- [Source passage]
— start —
It's great because you don't have to mess around changing durations if you add some extra hits (unless you want 32nds of course).

Try it, fill your kick drums in first, then your snare, then cymbals. You'll soon know all the numbers off by heart and be able to type them fast, as well as knowing roughly or exactly to put the notes you hear in your head.


----------



## thedrummerkid

pro tools > ezdrummer

pro tools midi is amazing. the simplest platform i believe. the (alt drag) shortcut to copy notes makes it a breeze.


----------



## Xiphos68

asmegin_slayer said:


> Logic Pro or Garageband -> S2.0



I'm just curious why do you think Garageband?

Because I have S2.0 and GB. I'm having a difficult time programming. Is there a easier way or I am doing something wrong?

Tips please?


----------



## asmegin_slayer

Xiphos68 said:


> I'm just curious why do you think Garageband?
> 
> Because I have S2.0 and GB. I'm having a difficult time programming. Is there a easier way or I am doing something wrong?
> 
> Tips please?



In what ways are you having trouble programing exactly? I find it easy to input patterns/beats. Its just a time consuming process that you'll have to deal unless you have a midi electric drumset that can communicate with the s2.0 software. 

Things that I can suggest is to check out a lot of youtube videos, they are out there and they do help A LOT! Be familiar with the keyboard commands and what not.

While gb is great and a great starters for recording, I would highly suggest spending the extra dough and get logic software since you will have much more editing power compared to GB. The drum map/velocity maps and adjustments are just great!

Everything just really takes time to learn and mess with, especially with compressing and mixing the songs.

Also, don't get confused with mixing and mastering. All the recording software out there are mainly recording and mixing.

Mastering is completely a different animal and helps your songs get "louder" on a cd.


----------



## tender_insanity

I use Guitar Pro 5 for all the composing I do. I write down every riff and melody I come up with, with GP5. It's a very handy software when you get used to it. And you'll do the drums very quickly, too.

Then I just import the midi track to Sonar with EZ Drummer.

Here's a drumline from a song of mine:
http://dl.dropbox.com/u/5738957/rummut.pdf

Here's how the drums sound like after treatment with EZ drummer (not the song above):

Thrash metal:
http://dl.dropbox.com/u/5738957/c_riffi.mp3
http://dl.dropbox.com/u/5738957/Biisi_v2.mp3
http://dl.dropbox.com/u/5738957/Uusi-Rässi.mp3
http://dl.dropbox.com/u/5738957/jotain_sontapaskaa.mp3

Some other sh1t (Steve Vai cover etc):
http://dl.dropbox.com/u/5738957/erotic_nightmares.mp3
http://dl.dropbox.com/u/5738957/MARRAS_UUSIN.mp3
http://dl.dropbox.com/u/5738957/LADY GAGA OF THE NIGHT.mp3
http://dl.dropbox.com/u/5738957/Unnamed_Excitements.mp3


----------



## TimTomTum

Thanks for the input. I think I will try GP5 with 16th rests. That was my problem with guitar pro.
— end —
- [Aim A]
Answer these questions from the drum programming thread above, one line each:
(i) What shortcut does thedrummerkid say makes copying notes in Pro Tools easy?
(ii) According to asmegin_slayer, what does mastering help songs get on a cd?
(iii) Which program does tender_insanity import the midi track into?
- [Aim B]
In the drum programming thread above, condense the paragraph beginning "While gb is great" into one or two shorter sentences that keep its main points.

- [Data supplied]
— start —
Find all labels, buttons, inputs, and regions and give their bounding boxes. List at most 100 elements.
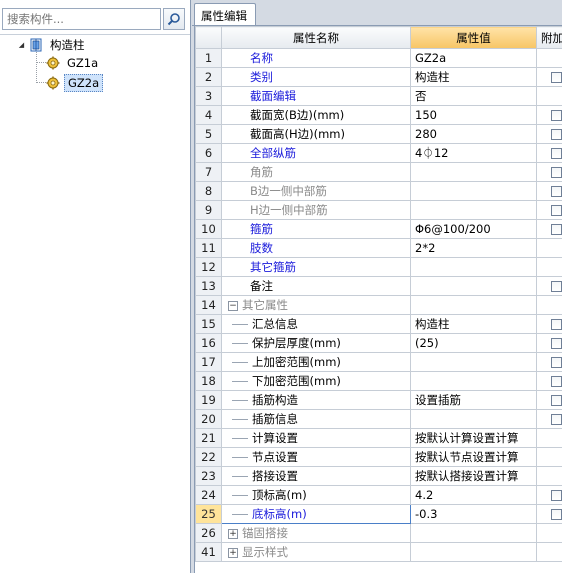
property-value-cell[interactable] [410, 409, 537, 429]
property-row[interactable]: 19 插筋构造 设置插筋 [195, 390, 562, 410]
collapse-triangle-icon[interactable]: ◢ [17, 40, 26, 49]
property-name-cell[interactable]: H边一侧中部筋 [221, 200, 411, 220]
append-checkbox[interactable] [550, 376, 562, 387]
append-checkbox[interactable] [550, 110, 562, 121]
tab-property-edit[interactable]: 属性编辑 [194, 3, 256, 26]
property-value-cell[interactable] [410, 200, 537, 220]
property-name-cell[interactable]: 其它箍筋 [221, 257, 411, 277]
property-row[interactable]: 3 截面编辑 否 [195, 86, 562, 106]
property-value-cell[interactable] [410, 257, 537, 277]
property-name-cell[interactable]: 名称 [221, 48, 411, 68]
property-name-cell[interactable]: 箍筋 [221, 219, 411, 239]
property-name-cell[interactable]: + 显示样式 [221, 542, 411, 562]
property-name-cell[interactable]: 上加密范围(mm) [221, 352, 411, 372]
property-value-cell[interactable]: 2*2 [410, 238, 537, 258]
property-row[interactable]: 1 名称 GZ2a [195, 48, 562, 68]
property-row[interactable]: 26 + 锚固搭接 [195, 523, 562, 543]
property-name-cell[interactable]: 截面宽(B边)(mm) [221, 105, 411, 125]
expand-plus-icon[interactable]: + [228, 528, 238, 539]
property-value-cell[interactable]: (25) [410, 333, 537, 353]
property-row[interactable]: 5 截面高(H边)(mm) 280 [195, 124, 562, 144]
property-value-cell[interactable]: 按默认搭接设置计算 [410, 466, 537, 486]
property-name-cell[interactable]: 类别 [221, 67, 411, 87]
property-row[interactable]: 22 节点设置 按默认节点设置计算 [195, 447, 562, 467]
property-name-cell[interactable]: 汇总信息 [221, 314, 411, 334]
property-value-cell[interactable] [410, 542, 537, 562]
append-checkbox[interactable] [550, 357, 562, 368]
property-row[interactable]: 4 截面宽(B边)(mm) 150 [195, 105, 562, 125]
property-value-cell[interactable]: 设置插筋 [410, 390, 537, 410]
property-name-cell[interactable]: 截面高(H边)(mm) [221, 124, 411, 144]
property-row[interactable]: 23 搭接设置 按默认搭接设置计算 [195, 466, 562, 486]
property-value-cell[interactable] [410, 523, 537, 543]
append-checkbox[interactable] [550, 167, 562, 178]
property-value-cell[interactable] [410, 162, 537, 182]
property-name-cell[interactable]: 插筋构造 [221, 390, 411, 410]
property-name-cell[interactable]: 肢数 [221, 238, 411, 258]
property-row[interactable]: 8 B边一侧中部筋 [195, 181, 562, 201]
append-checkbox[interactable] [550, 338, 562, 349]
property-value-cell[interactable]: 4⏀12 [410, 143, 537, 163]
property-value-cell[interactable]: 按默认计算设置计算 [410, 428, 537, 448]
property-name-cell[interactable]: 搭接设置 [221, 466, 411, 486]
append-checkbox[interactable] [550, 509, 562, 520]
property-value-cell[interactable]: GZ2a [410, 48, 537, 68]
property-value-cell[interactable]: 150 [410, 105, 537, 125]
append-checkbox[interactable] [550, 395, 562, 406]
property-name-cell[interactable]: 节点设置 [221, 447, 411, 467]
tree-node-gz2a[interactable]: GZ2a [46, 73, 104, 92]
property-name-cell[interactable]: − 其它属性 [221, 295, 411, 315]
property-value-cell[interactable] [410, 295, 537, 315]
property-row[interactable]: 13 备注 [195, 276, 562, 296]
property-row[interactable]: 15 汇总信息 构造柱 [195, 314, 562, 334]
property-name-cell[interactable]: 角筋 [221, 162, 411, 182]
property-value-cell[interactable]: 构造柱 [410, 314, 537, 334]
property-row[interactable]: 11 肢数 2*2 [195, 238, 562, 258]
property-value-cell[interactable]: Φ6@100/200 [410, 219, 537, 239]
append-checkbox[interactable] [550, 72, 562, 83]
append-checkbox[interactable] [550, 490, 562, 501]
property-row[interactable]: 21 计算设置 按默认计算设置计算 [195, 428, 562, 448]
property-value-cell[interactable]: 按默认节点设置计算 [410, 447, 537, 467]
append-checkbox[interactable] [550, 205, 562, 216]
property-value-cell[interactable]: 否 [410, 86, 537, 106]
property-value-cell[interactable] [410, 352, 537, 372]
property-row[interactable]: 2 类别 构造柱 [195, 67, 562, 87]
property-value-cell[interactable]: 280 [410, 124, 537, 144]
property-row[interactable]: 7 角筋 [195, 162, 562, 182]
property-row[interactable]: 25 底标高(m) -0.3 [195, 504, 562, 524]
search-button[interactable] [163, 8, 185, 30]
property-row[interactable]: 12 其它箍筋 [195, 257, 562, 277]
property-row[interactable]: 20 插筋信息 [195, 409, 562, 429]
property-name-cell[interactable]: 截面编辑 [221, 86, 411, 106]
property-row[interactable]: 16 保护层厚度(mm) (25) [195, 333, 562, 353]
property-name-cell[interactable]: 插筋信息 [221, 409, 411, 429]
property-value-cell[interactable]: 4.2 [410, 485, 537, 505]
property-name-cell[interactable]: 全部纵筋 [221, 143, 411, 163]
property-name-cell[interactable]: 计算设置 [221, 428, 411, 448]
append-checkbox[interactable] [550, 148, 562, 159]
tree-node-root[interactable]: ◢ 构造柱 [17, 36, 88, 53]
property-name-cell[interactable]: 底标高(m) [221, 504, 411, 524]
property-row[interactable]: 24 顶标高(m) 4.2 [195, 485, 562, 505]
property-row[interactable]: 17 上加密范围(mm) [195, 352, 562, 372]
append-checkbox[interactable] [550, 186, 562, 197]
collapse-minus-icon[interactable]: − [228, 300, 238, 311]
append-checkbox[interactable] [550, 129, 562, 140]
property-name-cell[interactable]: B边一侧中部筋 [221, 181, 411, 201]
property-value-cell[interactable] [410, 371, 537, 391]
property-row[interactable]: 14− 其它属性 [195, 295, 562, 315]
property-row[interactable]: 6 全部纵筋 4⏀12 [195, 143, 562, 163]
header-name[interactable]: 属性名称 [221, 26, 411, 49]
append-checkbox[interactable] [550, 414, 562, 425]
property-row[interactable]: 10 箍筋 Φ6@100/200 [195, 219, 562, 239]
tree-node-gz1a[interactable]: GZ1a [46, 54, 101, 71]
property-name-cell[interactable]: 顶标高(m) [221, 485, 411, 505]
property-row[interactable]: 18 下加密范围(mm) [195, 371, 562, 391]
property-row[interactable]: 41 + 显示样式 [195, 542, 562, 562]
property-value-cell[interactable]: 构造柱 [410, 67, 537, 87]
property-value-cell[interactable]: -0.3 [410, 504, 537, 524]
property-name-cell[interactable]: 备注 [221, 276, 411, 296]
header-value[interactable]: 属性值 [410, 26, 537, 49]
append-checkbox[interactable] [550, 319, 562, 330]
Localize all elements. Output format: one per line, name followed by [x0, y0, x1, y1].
— end —
— start —
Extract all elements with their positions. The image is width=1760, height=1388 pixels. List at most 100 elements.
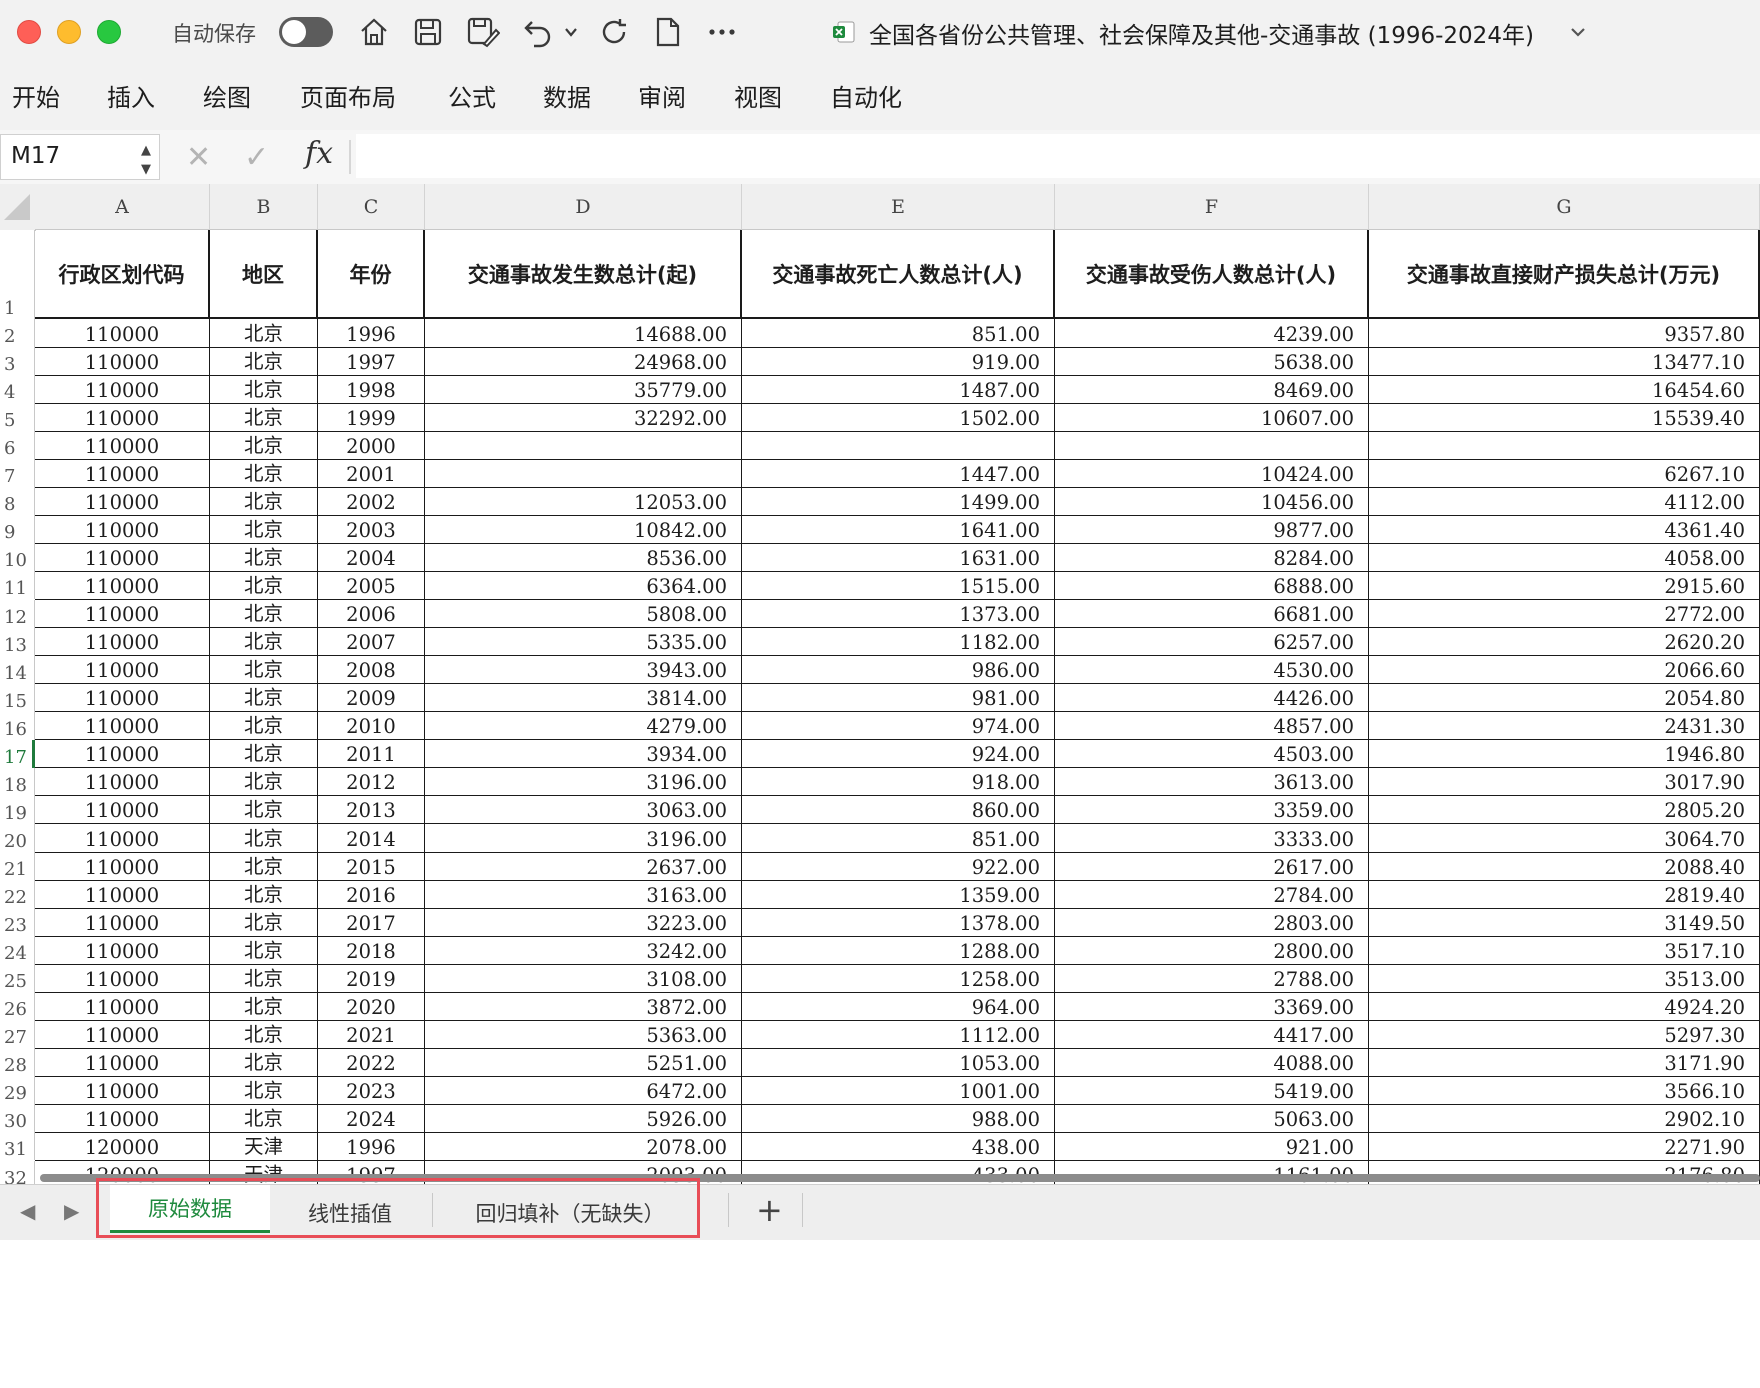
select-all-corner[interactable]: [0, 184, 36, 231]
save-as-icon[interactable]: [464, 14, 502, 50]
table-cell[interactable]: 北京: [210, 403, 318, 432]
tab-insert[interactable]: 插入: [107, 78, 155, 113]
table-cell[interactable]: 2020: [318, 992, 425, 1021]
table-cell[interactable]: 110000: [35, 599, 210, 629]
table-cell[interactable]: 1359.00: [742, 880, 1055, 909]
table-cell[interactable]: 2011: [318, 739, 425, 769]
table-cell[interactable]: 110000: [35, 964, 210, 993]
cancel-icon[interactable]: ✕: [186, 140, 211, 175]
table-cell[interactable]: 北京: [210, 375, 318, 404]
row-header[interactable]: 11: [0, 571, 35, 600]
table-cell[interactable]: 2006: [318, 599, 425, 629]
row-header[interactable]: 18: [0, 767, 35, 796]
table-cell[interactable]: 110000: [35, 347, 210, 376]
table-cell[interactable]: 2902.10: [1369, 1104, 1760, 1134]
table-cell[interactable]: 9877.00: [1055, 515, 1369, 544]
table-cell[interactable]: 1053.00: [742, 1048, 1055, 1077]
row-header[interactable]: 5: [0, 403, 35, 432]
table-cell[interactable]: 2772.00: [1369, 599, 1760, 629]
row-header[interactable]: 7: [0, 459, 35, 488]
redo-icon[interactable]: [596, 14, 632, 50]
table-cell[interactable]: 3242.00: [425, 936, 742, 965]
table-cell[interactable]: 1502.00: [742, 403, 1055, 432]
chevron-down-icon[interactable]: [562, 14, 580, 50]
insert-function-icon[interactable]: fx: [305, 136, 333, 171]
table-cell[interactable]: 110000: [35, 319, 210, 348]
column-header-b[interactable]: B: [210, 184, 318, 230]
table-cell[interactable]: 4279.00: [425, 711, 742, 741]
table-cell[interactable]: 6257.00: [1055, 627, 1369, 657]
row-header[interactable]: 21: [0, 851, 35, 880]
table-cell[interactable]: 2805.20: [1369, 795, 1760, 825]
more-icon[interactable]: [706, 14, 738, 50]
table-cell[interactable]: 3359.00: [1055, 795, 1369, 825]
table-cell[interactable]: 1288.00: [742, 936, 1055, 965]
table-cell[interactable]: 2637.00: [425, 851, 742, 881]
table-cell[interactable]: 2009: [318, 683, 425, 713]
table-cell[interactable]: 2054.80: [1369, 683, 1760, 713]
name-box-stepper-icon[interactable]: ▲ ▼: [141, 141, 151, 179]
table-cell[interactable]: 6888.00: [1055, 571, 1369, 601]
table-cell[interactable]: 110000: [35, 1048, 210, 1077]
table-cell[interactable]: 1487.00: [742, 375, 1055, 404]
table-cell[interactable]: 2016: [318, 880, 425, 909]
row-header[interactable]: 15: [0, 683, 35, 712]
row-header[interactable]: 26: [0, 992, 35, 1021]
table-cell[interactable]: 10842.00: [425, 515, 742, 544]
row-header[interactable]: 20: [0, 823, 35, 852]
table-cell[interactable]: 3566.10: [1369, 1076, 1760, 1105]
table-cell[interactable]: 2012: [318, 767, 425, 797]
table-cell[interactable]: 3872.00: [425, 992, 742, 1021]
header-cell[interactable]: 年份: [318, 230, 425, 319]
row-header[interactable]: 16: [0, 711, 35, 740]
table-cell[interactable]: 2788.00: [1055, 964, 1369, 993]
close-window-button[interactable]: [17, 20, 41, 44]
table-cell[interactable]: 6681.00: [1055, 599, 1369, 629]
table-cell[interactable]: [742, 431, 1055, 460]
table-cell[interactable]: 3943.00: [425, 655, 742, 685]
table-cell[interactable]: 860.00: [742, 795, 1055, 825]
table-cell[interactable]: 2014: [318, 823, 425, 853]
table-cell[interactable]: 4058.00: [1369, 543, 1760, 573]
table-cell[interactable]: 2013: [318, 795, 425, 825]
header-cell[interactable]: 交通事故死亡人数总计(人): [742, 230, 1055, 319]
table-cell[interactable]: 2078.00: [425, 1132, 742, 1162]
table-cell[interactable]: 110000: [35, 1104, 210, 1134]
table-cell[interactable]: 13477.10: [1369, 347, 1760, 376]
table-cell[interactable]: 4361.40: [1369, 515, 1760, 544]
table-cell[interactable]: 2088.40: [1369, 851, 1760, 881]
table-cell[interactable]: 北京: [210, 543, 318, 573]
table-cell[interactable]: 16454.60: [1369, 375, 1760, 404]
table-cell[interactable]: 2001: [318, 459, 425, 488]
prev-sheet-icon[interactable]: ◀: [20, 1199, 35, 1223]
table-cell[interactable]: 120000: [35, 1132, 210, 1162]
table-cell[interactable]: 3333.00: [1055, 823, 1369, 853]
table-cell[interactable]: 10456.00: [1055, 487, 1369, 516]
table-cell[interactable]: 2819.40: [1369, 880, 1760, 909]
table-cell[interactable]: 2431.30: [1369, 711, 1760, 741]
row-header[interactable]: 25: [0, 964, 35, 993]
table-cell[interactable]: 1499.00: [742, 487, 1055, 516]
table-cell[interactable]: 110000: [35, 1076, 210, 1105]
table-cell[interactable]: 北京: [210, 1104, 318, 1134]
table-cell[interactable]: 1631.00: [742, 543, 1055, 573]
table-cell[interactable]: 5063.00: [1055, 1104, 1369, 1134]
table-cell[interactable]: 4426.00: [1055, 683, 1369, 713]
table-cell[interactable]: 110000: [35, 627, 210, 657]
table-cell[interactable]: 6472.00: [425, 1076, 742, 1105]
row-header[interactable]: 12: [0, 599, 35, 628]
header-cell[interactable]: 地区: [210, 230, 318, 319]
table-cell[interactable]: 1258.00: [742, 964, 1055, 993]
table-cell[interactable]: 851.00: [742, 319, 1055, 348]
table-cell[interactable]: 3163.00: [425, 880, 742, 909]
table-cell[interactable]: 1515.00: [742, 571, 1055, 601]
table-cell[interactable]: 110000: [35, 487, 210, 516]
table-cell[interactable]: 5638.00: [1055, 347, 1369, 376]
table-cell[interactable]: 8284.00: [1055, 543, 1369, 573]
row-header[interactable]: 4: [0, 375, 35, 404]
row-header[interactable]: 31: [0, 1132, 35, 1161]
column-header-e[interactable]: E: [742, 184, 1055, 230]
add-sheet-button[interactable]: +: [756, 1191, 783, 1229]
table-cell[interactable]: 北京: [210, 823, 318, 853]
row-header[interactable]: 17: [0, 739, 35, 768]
— end —
- [Exercise result A]
(i) The alt drag shortcut.
(ii) It helps them get "louder."
(iii) Sonar, with EZ Drummer.

- [Exercise result B]
GB is a good starter for recording, but spending more on Logic is strongly recommended for its much greater editing power, especially its drum maps, velocity maps and adjustments.